__TASK__: Search the records that follow and extract every line containing the string "сельское".

▬▬▬▬▬▬

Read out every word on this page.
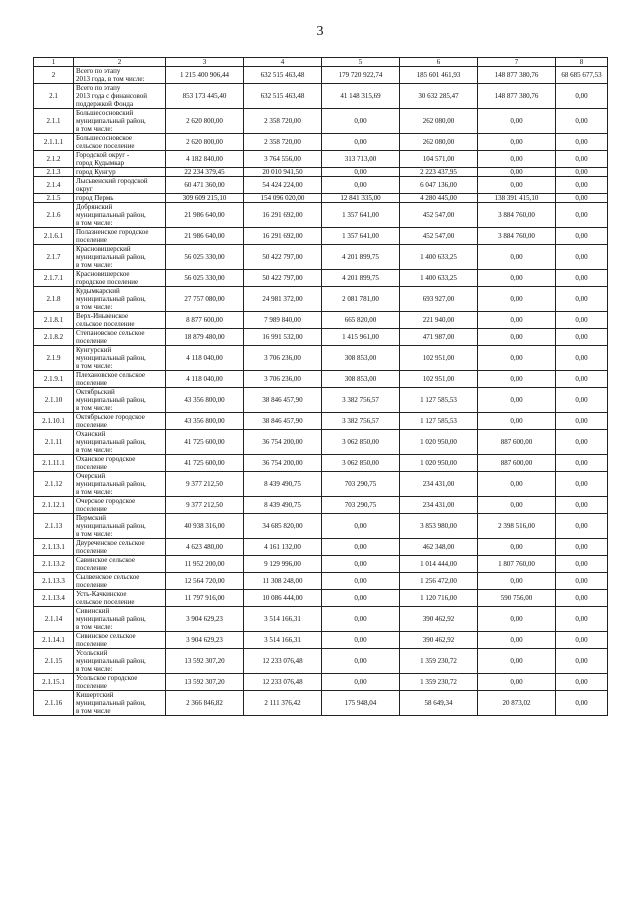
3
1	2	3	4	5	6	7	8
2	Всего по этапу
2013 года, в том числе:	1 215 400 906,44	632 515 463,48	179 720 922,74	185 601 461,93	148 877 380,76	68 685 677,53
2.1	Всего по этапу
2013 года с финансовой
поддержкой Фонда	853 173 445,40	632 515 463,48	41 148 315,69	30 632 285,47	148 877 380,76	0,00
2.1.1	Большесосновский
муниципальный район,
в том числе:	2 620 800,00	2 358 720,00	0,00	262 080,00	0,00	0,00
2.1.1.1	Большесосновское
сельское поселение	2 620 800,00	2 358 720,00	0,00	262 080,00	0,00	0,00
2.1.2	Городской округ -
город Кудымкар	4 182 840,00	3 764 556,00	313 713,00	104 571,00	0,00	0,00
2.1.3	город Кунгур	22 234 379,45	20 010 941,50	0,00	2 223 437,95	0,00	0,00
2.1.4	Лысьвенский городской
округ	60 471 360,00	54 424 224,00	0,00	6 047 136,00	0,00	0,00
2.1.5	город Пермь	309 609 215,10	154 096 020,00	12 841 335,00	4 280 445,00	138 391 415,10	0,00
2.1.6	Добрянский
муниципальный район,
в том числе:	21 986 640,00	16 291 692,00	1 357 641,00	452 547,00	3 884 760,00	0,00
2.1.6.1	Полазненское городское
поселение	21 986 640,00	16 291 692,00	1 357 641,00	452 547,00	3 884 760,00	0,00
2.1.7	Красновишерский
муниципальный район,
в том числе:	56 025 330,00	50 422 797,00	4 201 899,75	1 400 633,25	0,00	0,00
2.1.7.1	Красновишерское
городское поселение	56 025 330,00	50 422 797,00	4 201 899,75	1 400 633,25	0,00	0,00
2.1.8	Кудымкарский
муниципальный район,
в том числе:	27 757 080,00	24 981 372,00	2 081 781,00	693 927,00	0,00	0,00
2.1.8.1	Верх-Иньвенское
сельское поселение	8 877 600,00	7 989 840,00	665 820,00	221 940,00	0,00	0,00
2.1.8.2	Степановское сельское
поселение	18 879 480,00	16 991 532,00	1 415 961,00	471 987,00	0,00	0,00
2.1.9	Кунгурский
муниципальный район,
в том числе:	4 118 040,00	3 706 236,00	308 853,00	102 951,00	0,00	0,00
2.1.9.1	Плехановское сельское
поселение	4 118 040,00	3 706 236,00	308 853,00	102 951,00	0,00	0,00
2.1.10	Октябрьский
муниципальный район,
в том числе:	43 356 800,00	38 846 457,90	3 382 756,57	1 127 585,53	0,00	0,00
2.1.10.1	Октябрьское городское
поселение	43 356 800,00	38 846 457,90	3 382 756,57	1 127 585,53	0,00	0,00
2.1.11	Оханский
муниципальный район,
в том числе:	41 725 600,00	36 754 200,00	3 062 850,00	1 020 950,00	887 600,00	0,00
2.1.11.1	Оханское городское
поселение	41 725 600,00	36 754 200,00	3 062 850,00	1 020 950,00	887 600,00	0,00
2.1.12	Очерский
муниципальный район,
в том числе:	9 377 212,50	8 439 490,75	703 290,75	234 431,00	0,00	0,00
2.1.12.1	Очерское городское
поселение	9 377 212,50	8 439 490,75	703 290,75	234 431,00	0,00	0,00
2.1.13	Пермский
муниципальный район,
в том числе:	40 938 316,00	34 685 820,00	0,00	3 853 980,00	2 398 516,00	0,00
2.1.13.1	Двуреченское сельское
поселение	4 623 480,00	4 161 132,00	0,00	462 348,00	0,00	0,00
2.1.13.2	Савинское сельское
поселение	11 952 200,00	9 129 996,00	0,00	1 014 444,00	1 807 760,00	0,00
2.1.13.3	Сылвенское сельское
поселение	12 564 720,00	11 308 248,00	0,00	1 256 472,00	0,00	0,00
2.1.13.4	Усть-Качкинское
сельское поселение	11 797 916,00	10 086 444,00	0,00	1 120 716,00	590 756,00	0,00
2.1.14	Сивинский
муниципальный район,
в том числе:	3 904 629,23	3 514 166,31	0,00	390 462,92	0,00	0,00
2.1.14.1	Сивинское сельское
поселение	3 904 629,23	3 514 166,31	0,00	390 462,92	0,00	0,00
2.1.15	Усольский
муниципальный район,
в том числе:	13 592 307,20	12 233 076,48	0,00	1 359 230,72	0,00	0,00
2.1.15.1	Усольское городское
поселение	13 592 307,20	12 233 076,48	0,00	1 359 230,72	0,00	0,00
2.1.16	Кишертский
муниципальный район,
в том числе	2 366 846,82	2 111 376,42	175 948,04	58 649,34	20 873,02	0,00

▬▬▬▬▬▬

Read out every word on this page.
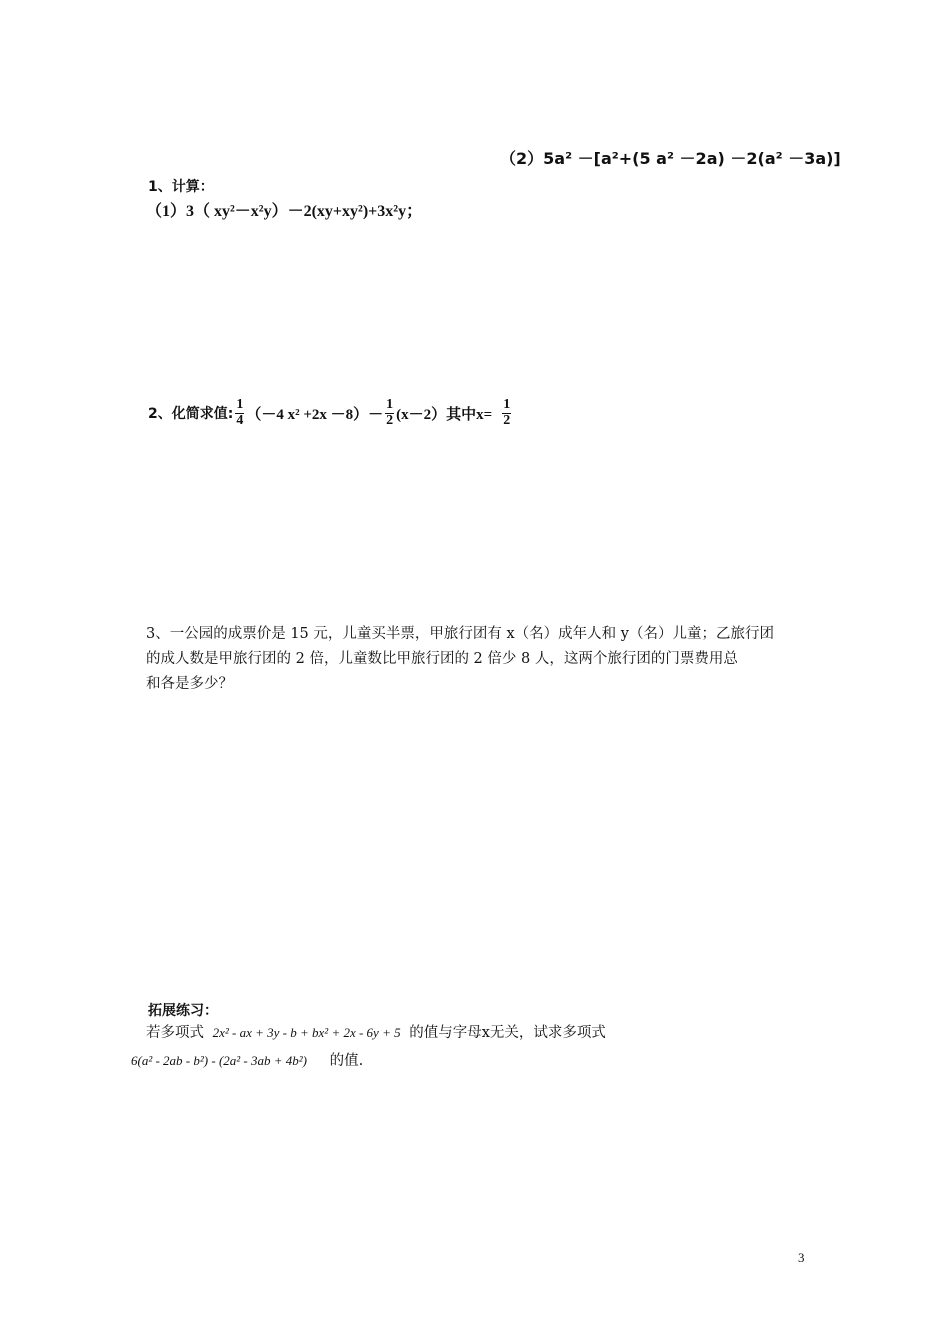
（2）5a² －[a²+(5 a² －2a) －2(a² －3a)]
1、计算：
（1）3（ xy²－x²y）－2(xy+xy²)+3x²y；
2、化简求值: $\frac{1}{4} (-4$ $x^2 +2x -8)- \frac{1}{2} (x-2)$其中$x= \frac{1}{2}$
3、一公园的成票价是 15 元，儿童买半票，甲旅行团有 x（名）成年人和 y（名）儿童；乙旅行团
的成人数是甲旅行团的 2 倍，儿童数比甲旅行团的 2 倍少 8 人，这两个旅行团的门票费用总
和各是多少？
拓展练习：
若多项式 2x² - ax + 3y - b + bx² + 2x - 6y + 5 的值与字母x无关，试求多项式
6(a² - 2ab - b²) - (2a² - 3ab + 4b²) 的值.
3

▬▬▬▬▬▬

__COMPLETE ANSWER__:
сельское поселение	2 620 800,00	2 358 720,00	0,00	262 080,00	0,00	0,00
сельское поселение	8 877 600,00	7 989 840,00	665 820,00	221 940,00	0,00	0,00
2.1.8.2	Степановское сельское
2.1.9.1	Плехановское сельское
2.1.13.1	Двуреченское сельское
2.1.13.2	Савинское сельское
2.1.13.3	Сылвенское сельское
сельское поселение	11 797 916,00	10 086 444,00	0,00	1 120 716,00	590 756,00	0,00
2.1.14.1	Сивинское сельское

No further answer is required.